### Entries provided
_ _ _

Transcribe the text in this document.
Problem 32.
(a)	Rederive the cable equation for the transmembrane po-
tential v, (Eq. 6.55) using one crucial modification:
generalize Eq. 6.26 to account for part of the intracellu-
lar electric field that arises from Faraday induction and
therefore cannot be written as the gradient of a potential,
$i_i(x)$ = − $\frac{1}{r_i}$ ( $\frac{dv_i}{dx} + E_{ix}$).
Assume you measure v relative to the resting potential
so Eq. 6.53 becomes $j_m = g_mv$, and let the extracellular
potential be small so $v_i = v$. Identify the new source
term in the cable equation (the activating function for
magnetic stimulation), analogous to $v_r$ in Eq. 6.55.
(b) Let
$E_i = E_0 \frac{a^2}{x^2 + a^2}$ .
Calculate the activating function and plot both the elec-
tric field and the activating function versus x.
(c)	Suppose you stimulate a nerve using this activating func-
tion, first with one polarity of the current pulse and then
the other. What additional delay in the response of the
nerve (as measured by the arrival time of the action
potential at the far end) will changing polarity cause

_ _ _

### Work instructions
For each line in the data above that contains the string "cable", extract the line.

### Response to the task
(a)	Rederive the cable equation for the transmembrane po-
term in the cable equation (the activating function for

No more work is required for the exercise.